Python - Typecast Documentation

패키지

타입캐스트 Python SDK

소스 코드

타입캐스트 Python SDK 소스 코드

설치

pip를 사용하여 타입캐스트 Python SDK를 설치하세요:

pip install --upgrade typecast-python

패키지는 typecast-python으로 설치되지만, typecast로 임포트합니다.

버전 0.3.0 이상이 설치되어 있는지 확인하세요. pip show typecast-python으로 버전을 확인할 수 있습니다. 이전 버전이 있다면 pip install --upgrade typecast-python을 실행하여 업데이트하세요.

빠른 시작

텍스트를 음성으로 변환하는 간단한 예제입니다:

from typecast import Typecast
from typecast.models import TTSRequest

# 클라이언트 초기화
client = Typecast(api_key="YOUR_API_KEY")

# 텍스트를 음성으로 변환
response = client.text_to_speech(TTSRequest(
    text="Hello there! I'm your friendly text-to-speech agent.",
    model="ssfm-v30",
    voice_id="tc_672c5f5ce59fac2a48faeaee"
))

# 오디오 파일 저장
with open('output.wav', 'wb') as f:
    f.write(response.audio_data)

print(f"Duration: {response.duration}s, Format: {response.format}")

기능

타입캐스트 Python SDK는 텍스트 음성 변환을 위한 강력한 기능을 제공합니다:

다중 음성 모델: ssfm-v30(최신) 및 ssfm-v21 AI 음성 모델 지원
다국어 지원: 영어, 한국어, 스페인어, 일본어, 중국어 등 37개 언어 지원
감정 조절: 감정 프리셋(normal, happy, sad, angry, whisper, toneup, tonedown) 또는 스마트 문맥 인식 추론
오디오 사용자 정의: 라우드니스(LUFS -70 to 0), 피치(-12 to +12 반음), 템포(0.5x to 2.0x), 형식(WAV/MP3) 제어
비동기 지원: 고성능 애플리케이션을 위한 내장 비동기 클라이언트
캐릭터 탐색: 모델, 성별, 나이, 사용 사례별 필터링이 가능한 V2 Voices API
타임스탬프 TTS: 자막, 가라오케, 립싱크를 위한 단어·문자 단위 정렬 데이터
스트리밍: 저지연 재생을 위한 실시간 청크 오디오 전송
타입 힌트: Pydantic 모델을 사용한 완전한 타입 주석

설정

환경 변수를 사용하거나 클라이언트에 직접 전달하여 API 키를 구성할 수 있습니다:

export TYPECAST_API_KEY="your-api-key-here"

고급 사용법

감정 제어 (ssfm-v30)

ssfm-v30은 두 가지 감정 제어 모드를 제공합니다: 프리셋 및 스마트.

스마트 모드
프리셋 모드

AI가 문맥에서 감정을 추론하도록 합니다:

from typecast import Typecast
from typecast.models import TTSRequest, SmartPrompt

client = Typecast()

======

수행할 작업 →
A – 타입캐스트 Python SDK 문서에서 "타입캐스트 Python SDK 소스"에서 시작해 "typecast-python을 실행하여 업데이트하세요."까지 이어지는 부분을 그대로 옮겨 돌려주세요.
B – 타입캐스트 Python SDK 문서를 두 문장으로 요약하시오.

데이터 구역 →
======

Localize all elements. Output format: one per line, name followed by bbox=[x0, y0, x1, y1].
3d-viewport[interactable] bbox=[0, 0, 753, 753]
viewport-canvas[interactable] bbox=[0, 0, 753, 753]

======

답변 모음 →
A –
타입캐스트 Python SDK 소스 코드

설치

pip를 사용하여 타입캐스트 Python SDK를 설치하세요:

pip install --upgrade typecast-python

패키지는 typecast-python으로 설치되지만, typecast로 임포트합니다.

버전 0.3.0 이상이 설치되어 있는지 확인하세요. pip show typecast-python으로 버전을 확인할 수 있습니다. 이전 버전이 있다면 pip install --upgrade typecast-python을 실행하여 업데이트하세요.

B – 타입캐스트 Python SDK는 pip install --upgrade typecast-python으로 설치하고 typecast로 임포트하며, 버전 0.3.0 이상인지 확인해야 하고 API 키는 환경 변수나 클라이언트에 직접 전달해 구성한다. 이 SDK는 ssfm-v30과 ssfm-v21 음성 모델, 37개 언어, 감정 프리셋과 스마트 문맥 인식 추론, 오디오 사용자 정의, 비동기 클라이언트, 타임스탬프 TTS, 스트리밍 등 텍스트 음성 변환 기능을 제공한다.